"""

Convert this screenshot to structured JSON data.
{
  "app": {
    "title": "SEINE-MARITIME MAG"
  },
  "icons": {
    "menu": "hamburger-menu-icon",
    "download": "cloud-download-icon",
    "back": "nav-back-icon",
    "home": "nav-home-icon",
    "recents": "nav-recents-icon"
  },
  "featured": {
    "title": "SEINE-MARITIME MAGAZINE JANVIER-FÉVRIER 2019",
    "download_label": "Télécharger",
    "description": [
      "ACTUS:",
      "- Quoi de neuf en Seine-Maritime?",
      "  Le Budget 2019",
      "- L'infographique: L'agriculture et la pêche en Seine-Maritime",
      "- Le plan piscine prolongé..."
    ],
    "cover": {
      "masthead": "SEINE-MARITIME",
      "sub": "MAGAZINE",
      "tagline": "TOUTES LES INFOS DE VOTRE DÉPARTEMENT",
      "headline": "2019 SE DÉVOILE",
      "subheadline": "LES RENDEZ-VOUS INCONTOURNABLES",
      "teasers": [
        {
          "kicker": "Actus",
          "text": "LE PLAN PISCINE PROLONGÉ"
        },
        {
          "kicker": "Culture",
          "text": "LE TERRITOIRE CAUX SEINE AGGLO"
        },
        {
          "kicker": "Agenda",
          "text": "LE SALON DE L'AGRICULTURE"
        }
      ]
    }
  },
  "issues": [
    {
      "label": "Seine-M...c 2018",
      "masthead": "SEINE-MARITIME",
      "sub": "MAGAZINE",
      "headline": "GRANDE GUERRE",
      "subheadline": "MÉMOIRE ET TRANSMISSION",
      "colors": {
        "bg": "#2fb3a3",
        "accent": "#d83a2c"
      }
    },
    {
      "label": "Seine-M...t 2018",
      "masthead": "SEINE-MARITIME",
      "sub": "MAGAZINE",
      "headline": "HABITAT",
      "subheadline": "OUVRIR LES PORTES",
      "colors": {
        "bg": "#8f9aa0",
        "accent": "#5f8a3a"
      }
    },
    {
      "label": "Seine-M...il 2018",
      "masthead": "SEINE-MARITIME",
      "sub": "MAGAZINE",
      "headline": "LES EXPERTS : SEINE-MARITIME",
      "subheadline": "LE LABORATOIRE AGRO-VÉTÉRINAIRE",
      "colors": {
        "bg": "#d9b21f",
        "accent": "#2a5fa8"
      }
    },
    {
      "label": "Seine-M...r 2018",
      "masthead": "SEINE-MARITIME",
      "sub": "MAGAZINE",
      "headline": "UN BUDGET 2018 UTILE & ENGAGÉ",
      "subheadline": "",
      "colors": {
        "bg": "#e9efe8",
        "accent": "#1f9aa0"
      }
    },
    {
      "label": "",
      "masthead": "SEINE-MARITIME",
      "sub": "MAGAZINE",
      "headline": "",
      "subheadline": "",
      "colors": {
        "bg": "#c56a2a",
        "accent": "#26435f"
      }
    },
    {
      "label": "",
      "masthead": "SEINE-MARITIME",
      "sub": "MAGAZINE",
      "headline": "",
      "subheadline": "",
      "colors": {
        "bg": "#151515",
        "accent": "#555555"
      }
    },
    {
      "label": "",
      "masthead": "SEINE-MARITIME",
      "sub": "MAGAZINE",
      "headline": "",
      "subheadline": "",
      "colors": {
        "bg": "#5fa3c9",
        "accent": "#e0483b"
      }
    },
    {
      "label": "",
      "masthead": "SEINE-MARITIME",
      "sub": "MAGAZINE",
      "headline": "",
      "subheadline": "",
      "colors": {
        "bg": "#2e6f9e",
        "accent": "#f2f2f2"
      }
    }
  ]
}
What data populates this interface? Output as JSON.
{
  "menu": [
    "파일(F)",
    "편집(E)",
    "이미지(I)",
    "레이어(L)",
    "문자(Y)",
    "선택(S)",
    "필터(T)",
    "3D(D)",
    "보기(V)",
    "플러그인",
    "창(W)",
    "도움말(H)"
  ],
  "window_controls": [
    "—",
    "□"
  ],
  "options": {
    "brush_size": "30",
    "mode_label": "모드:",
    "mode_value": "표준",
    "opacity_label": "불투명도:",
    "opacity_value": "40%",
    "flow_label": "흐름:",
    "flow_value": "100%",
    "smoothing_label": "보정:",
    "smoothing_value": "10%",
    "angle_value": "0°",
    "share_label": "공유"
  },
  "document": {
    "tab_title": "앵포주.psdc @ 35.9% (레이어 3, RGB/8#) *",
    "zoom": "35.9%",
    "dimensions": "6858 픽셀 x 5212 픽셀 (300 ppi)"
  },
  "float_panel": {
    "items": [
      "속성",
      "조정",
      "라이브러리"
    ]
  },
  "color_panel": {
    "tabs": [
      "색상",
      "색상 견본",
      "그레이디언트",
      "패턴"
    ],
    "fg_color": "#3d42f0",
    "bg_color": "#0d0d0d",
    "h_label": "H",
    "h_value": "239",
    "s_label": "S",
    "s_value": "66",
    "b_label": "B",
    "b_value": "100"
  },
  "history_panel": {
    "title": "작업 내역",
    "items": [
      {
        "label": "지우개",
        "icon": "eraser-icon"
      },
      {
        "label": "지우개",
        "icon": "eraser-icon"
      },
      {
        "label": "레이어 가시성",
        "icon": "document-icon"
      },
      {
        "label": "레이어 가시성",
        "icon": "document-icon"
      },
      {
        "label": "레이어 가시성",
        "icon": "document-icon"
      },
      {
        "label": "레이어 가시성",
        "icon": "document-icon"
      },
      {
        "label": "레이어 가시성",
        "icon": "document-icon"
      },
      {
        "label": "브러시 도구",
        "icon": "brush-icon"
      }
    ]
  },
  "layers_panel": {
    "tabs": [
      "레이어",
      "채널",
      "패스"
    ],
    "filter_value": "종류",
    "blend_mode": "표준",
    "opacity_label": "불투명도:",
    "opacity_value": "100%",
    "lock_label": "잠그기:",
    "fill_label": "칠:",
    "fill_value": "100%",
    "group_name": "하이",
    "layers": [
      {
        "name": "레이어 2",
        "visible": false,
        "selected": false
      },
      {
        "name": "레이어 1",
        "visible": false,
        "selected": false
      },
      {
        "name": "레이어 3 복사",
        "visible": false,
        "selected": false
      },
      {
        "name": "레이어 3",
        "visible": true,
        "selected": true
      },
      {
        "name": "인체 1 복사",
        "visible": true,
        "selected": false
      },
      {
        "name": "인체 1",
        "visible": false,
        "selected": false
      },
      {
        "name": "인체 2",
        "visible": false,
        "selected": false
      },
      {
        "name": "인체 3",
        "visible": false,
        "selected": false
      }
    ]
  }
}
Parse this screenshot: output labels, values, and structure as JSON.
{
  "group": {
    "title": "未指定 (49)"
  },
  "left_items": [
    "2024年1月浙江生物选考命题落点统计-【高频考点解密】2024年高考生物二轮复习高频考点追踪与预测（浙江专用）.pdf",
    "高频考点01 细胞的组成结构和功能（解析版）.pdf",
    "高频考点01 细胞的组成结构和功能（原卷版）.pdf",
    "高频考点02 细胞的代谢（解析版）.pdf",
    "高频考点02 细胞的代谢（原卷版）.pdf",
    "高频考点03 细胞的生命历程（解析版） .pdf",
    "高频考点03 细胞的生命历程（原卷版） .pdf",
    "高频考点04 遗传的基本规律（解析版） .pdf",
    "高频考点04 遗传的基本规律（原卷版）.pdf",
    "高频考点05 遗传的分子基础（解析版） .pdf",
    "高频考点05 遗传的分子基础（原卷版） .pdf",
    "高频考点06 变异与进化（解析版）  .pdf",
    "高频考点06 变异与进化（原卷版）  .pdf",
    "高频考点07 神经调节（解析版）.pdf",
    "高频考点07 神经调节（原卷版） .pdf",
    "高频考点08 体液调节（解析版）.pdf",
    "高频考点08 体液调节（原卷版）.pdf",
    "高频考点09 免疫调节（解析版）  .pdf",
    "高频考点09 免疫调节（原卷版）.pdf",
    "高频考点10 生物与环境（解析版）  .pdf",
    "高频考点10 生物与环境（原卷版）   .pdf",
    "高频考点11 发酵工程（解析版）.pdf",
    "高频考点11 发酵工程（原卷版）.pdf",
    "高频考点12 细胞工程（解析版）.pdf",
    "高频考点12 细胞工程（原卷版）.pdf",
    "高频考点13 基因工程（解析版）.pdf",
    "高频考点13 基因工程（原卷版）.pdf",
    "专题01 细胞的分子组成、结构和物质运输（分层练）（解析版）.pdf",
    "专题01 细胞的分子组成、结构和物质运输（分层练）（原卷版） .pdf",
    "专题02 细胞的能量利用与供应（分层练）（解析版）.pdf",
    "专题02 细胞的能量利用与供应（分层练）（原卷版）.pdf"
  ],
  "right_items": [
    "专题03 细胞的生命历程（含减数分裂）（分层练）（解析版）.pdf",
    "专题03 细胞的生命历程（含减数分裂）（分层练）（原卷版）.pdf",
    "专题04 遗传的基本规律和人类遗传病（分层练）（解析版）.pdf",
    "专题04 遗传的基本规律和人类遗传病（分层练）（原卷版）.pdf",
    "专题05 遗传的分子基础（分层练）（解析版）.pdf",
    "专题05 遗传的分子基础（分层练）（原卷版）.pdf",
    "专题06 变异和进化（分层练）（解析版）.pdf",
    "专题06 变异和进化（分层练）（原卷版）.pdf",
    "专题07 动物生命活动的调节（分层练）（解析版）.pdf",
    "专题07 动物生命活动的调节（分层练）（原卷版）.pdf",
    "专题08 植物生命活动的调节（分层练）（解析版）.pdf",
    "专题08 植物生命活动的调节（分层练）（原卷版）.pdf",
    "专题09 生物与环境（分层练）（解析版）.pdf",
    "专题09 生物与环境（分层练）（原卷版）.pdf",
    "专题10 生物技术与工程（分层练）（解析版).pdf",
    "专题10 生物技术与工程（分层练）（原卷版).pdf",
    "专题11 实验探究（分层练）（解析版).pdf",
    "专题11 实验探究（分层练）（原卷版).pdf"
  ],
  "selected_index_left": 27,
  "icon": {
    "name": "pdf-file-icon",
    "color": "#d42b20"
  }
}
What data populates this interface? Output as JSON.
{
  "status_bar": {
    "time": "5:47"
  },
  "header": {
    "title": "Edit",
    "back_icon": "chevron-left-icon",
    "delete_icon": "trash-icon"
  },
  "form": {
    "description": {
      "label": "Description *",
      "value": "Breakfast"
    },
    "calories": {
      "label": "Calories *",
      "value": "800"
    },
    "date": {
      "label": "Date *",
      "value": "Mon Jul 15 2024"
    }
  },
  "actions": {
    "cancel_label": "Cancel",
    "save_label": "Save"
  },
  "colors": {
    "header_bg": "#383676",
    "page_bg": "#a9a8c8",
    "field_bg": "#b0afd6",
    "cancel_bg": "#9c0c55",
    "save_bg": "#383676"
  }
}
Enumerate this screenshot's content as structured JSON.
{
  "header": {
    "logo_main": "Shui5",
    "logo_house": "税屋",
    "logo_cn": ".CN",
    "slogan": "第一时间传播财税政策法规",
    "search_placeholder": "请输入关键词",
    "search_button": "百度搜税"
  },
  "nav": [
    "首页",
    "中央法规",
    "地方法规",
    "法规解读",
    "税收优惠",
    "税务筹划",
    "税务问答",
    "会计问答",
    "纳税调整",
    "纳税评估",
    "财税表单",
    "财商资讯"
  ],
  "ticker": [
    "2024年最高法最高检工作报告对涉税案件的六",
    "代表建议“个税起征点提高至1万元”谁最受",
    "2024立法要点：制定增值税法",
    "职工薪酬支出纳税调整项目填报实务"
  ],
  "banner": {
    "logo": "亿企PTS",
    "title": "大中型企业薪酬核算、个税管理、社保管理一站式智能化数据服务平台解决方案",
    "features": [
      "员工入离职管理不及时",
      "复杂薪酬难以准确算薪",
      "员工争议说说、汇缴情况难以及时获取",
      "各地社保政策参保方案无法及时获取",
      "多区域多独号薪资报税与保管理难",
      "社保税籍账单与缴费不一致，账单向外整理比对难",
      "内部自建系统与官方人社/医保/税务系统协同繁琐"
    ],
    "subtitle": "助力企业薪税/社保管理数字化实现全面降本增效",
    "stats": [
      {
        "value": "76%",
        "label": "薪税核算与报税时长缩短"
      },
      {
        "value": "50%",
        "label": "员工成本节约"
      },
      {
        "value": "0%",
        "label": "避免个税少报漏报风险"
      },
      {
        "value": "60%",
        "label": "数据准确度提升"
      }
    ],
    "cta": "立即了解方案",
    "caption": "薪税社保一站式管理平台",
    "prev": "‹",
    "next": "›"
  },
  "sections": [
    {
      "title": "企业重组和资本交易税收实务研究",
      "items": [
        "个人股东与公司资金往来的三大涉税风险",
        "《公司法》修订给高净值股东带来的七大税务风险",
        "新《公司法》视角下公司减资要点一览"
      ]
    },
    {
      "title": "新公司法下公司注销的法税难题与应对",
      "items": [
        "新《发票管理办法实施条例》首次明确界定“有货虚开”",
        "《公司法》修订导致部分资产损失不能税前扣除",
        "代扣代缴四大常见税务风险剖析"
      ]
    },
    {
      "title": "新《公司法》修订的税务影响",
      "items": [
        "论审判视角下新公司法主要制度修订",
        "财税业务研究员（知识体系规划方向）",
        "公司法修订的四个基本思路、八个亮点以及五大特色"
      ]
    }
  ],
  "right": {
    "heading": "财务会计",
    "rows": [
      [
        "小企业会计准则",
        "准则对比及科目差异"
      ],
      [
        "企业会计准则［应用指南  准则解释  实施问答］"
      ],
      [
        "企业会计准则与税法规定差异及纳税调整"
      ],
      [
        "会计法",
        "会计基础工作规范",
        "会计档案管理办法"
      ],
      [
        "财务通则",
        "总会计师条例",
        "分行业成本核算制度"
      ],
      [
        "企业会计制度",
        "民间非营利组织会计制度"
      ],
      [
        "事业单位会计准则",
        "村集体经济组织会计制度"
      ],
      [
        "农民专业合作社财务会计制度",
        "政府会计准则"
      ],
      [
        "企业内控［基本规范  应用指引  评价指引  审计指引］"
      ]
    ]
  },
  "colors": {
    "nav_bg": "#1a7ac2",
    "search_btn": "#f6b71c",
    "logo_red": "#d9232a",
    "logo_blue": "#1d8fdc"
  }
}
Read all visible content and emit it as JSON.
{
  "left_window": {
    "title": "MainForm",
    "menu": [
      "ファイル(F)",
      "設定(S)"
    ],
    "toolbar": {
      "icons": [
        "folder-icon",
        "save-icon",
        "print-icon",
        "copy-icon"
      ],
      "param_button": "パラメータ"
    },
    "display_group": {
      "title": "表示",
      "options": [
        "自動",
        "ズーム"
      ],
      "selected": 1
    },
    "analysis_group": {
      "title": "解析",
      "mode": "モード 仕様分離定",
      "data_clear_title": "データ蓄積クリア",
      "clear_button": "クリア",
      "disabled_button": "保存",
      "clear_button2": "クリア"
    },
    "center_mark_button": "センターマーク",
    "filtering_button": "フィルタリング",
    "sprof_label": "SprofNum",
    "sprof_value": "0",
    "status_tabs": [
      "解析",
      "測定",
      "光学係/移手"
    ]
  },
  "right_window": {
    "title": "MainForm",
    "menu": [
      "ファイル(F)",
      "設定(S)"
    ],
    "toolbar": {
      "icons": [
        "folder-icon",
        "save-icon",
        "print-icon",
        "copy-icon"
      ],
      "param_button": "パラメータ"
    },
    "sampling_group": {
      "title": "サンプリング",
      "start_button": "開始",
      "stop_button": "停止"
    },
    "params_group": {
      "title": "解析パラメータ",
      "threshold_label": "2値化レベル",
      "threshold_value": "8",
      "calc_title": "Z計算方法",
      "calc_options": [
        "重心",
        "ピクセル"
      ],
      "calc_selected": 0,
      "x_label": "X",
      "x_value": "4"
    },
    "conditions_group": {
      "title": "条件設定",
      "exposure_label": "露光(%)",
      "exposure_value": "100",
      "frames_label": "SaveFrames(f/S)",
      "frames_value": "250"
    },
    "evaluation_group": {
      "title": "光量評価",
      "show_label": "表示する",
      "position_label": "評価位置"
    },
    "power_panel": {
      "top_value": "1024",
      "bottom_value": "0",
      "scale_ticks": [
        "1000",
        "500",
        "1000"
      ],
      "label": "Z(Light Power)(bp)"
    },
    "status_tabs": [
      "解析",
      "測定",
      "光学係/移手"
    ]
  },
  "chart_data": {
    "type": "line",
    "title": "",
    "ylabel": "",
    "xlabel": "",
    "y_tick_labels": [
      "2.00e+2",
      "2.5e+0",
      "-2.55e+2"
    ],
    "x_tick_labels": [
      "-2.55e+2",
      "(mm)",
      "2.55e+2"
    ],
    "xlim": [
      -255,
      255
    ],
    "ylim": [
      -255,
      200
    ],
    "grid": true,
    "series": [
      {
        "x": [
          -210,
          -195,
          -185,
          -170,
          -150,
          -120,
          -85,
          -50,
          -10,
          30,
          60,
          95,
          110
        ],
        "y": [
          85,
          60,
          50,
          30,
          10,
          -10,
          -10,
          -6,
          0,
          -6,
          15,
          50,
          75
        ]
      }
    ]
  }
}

"""

# Challenge
Track down every line of the material containing the string "content", and copy it.

# Exercise response
Enumerate this screenshot's content as structured JSON.
Read all visible content and emit it as JSON.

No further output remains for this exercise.